GOAL OF THE EXERCISE:
Transcribe everything in the data word for word. Pictures are left out.

ENTRIES:
——

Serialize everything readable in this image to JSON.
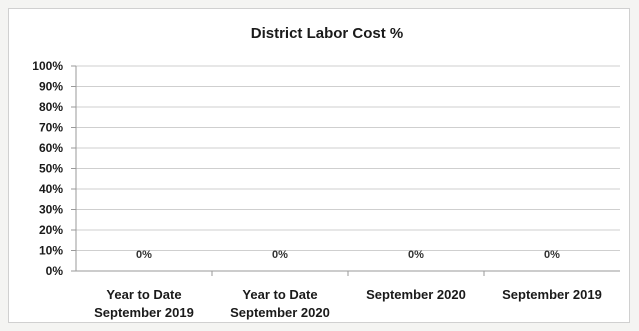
{
  "chart_data": {
    "type": "bar",
    "title": "District Labor Cost %",
    "categories": [
      [
        "Year to Date",
        "September 2019"
      ],
      [
        "Year to Date",
        "September 2020"
      ],
      [
        "September 2020"
      ],
      [
        "September 2019"
      ]
    ],
    "values": [
      0,
      0,
      0,
      0
    ],
    "data_labels": [
      "0%",
      "0%",
      "0%",
      "0%"
    ],
    "yticks": [
      "0%",
      "10%",
      "20%",
      "30%",
      "40%",
      "50%",
      "60%",
      "70%",
      "80%",
      "90%",
      "100%"
    ],
    "ylim": [
      0,
      100
    ],
    "grid": true,
    "legend": "none",
    "colors": {
      "bar": "#4f81bd",
      "label": "#333333"
    }
  }
}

——

FINISHED ANSWER:
Serialize everything readable in this image to JSON.
{
  "chart_data": {
    "type": "bar",
    "title": "District Labor Cost %",
    "categories": [
      [
        "Year to Date",
        "September 2019"
      ],
      [
        "Year to Date",
        "September 2020"
      ],
      [
        "September 2020"
      ],
      [
        "September 2019"
      ]
    ],
    "values": [
      0,
      0,
      0,
      0
    ],
    "data_labels": [
      "0%",
      "0%",
      "0%",
      "0%"
    ],
    "yticks": [
      "0%",
      "10%",
      "20%",
      "30%",
      "40%",
      "50%",
      "60%",
      "70%",
      "80%",
      "90%",
      "100%"
    ],
    "ylim": [
      0,
      100
    ],
    "grid": true,
    "legend": "none",
    "colors": {
      "bar": "#4f81bd",
      "label": "#333333"
    }
  }
}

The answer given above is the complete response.